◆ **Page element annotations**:

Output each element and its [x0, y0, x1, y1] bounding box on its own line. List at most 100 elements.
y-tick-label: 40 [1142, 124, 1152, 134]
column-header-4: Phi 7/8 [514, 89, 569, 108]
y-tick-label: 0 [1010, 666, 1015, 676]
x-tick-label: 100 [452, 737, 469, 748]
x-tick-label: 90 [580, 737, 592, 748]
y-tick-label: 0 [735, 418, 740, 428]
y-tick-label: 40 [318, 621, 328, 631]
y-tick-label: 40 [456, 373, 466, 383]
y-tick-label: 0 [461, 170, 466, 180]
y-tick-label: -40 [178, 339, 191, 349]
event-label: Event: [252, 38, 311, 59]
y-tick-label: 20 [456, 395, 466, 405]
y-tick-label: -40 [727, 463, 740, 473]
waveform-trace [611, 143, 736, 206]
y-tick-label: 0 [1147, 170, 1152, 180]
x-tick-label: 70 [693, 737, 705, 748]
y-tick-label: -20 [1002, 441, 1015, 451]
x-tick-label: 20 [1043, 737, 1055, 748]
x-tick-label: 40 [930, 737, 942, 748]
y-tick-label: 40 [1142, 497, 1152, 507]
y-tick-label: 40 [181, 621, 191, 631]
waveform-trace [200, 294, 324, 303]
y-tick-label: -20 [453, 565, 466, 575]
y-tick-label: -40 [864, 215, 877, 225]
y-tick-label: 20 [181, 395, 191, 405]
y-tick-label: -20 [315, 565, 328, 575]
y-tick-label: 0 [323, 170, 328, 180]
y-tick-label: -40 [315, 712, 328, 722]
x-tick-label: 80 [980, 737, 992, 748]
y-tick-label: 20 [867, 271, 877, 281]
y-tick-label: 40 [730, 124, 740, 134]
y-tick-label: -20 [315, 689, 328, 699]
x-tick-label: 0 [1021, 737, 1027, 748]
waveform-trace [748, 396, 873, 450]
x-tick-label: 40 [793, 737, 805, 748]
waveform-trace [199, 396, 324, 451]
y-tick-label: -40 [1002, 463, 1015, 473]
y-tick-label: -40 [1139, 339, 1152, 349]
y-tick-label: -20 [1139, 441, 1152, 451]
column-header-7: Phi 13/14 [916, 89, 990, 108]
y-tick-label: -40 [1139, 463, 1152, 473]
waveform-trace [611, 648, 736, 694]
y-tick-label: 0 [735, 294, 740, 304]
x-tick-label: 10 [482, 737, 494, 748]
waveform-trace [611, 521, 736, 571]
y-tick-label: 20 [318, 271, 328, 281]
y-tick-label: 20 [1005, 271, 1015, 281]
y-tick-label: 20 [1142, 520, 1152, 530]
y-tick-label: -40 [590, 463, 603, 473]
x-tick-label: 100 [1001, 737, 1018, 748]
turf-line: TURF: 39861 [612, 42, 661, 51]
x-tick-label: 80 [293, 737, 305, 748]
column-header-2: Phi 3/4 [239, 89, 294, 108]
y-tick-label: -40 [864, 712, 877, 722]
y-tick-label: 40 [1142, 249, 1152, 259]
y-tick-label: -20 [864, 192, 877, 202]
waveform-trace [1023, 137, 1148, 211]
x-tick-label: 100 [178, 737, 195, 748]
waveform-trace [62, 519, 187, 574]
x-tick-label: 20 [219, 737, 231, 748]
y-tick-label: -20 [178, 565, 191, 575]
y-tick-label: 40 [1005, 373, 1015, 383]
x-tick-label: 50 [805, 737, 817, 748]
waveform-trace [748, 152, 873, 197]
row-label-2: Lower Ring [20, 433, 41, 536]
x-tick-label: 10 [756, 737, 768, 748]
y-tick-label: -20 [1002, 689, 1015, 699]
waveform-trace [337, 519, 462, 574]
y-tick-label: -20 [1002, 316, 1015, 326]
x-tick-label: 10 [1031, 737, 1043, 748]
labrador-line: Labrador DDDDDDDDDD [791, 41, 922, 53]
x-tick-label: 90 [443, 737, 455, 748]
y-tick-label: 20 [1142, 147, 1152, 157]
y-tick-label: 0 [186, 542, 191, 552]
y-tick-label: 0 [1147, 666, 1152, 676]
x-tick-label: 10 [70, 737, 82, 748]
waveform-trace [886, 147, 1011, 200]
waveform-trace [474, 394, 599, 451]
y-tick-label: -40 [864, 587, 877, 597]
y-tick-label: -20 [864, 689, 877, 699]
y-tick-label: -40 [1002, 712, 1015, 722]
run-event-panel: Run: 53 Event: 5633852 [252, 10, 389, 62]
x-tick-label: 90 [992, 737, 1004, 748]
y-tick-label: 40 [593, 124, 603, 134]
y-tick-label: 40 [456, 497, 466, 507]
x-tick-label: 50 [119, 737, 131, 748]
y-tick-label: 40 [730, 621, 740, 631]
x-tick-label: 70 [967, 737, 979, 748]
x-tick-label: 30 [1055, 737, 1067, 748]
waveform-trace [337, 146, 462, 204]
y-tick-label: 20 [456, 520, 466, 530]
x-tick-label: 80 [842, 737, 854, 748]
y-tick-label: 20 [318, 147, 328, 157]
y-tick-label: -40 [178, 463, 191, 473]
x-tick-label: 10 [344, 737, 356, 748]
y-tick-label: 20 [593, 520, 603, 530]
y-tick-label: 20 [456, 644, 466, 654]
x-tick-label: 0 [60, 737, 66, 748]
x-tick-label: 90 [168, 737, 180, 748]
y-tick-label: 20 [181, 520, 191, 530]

◆ **Given task**:
Reproduce every line of the material above, unchanged and in the same order.

◆ **Full answer**:
Output each element and its [x0, y0, x1, y1] bounding box on its own line. List at most 100 elements.
y-tick-label: 40 [1142, 124, 1152, 134]
column-header-4: Phi 7/8 [514, 89, 569, 108]
y-tick-label: 0 [1010, 666, 1015, 676]
x-tick-label: 100 [452, 737, 469, 748]
x-tick-label: 90 [580, 737, 592, 748]
y-tick-label: 0 [735, 418, 740, 428]
y-tick-label: 40 [318, 621, 328, 631]
y-tick-label: 40 [456, 373, 466, 383]
y-tick-label: 0 [461, 170, 466, 180]
y-tick-label: -40 [178, 339, 191, 349]
event-label: Event: [252, 38, 311, 59]
y-tick-label: 20 [456, 395, 466, 405]
y-tick-label: -40 [727, 463, 740, 473]
waveform-trace [611, 143, 736, 206]
y-tick-label: 0 [1147, 170, 1152, 180]
x-tick-label: 70 [693, 737, 705, 748]
y-tick-label: -20 [1002, 441, 1015, 451]
x-tick-label: 20 [1043, 737, 1055, 748]
x-tick-label: 40 [930, 737, 942, 748]
y-tick-label: 40 [1142, 497, 1152, 507]
y-tick-label: 40 [181, 621, 191, 631]
waveform-trace [200, 294, 324, 303]
y-tick-label: -20 [453, 565, 466, 575]
y-tick-label: -40 [864, 215, 877, 225]
y-tick-label: 20 [181, 395, 191, 405]
y-tick-label: -20 [315, 565, 328, 575]
y-tick-label: 0 [323, 170, 328, 180]
y-tick-label: -40 [315, 712, 328, 722]
x-tick-label: 80 [980, 737, 992, 748]
y-tick-label: 20 [867, 271, 877, 281]
y-tick-label: 40 [730, 124, 740, 134]
y-tick-label: -20 [315, 689, 328, 699]
x-tick-label: 0 [1021, 737, 1027, 748]
waveform-trace [748, 396, 873, 450]
x-tick-label: 40 [793, 737, 805, 748]
waveform-trace [199, 396, 324, 451]
y-tick-label: -40 [1002, 463, 1015, 473]
y-tick-label: -40 [1139, 339, 1152, 349]
y-tick-label: -20 [1139, 441, 1152, 451]
column-header-7: Phi 13/14 [916, 89, 990, 108]
y-tick-label: -40 [1139, 463, 1152, 473]
waveform-trace [611, 648, 736, 694]
y-tick-label: 0 [735, 294, 740, 304]
x-tick-label: 10 [482, 737, 494, 748]
waveform-trace [611, 521, 736, 571]
y-tick-label: 20 [318, 271, 328, 281]
y-tick-label: 20 [1005, 271, 1015, 281]
y-tick-label: 20 [1142, 520, 1152, 530]
y-tick-label: -40 [590, 463, 603, 473]
x-tick-label: 100 [1001, 737, 1018, 748]
turf-line: TURF: 39861 [612, 42, 661, 51]
x-tick-label: 80 [293, 737, 305, 748]
column-header-2: Phi 3/4 [239, 89, 294, 108]
y-tick-label: -40 [864, 712, 877, 722]
y-tick-label: 40 [1142, 249, 1152, 259]
y-tick-label: -20 [864, 192, 877, 202]
waveform-trace [1023, 137, 1148, 211]
x-tick-label: 100 [178, 737, 195, 748]
waveform-trace [62, 519, 187, 574]
x-tick-label: 20 [219, 737, 231, 748]
y-tick-label: -20 [178, 565, 191, 575]
y-tick-label: 40 [1005, 373, 1015, 383]
x-tick-label: 50 [805, 737, 817, 748]
waveform-trace [748, 152, 873, 197]
row-label-2: Lower Ring [20, 433, 41, 536]
x-tick-label: 10 [756, 737, 768, 748]
y-tick-label: -20 [1002, 689, 1015, 699]
waveform-trace [337, 519, 462, 574]
y-tick-label: -20 [1002, 316, 1015, 326]
x-tick-label: 10 [1031, 737, 1043, 748]
labrador-line: Labrador DDDDDDDDDD [791, 41, 922, 53]
x-tick-label: 90 [443, 737, 455, 748]
y-tick-label: 20 [1142, 147, 1152, 157]
y-tick-label: 0 [186, 542, 191, 552]
y-tick-label: 0 [1147, 666, 1152, 676]
x-tick-label: 10 [70, 737, 82, 748]
waveform-trace [886, 147, 1011, 200]
waveform-trace [474, 394, 599, 451]
y-tick-label: -40 [864, 587, 877, 597]
y-tick-label: -20 [864, 689, 877, 699]
y-tick-label: -40 [1002, 712, 1015, 722]
run-event-panel: Run: 53 Event: 5633852 [252, 10, 389, 62]
x-tick-label: 90 [992, 737, 1004, 748]
y-tick-label: 40 [593, 124, 603, 134]
y-tick-label: 40 [456, 497, 466, 507]
x-tick-label: 50 [119, 737, 131, 748]
y-tick-label: 40 [730, 621, 740, 631]
x-tick-label: 70 [967, 737, 979, 748]
x-tick-label: 30 [1055, 737, 1067, 748]
waveform-trace [337, 146, 462, 204]
y-tick-label: 20 [456, 520, 466, 530]
x-tick-label: 80 [842, 737, 854, 748]
y-tick-label: 20 [318, 147, 328, 157]
y-tick-label: -40 [178, 463, 191, 473]
x-tick-label: 10 [344, 737, 356, 748]
y-tick-label: 20 [593, 520, 603, 530]
y-tick-label: 20 [456, 644, 466, 654]
x-tick-label: 0 [60, 737, 66, 748]
x-tick-label: 90 [168, 737, 180, 748]
y-tick-label: 20 [181, 520, 191, 530]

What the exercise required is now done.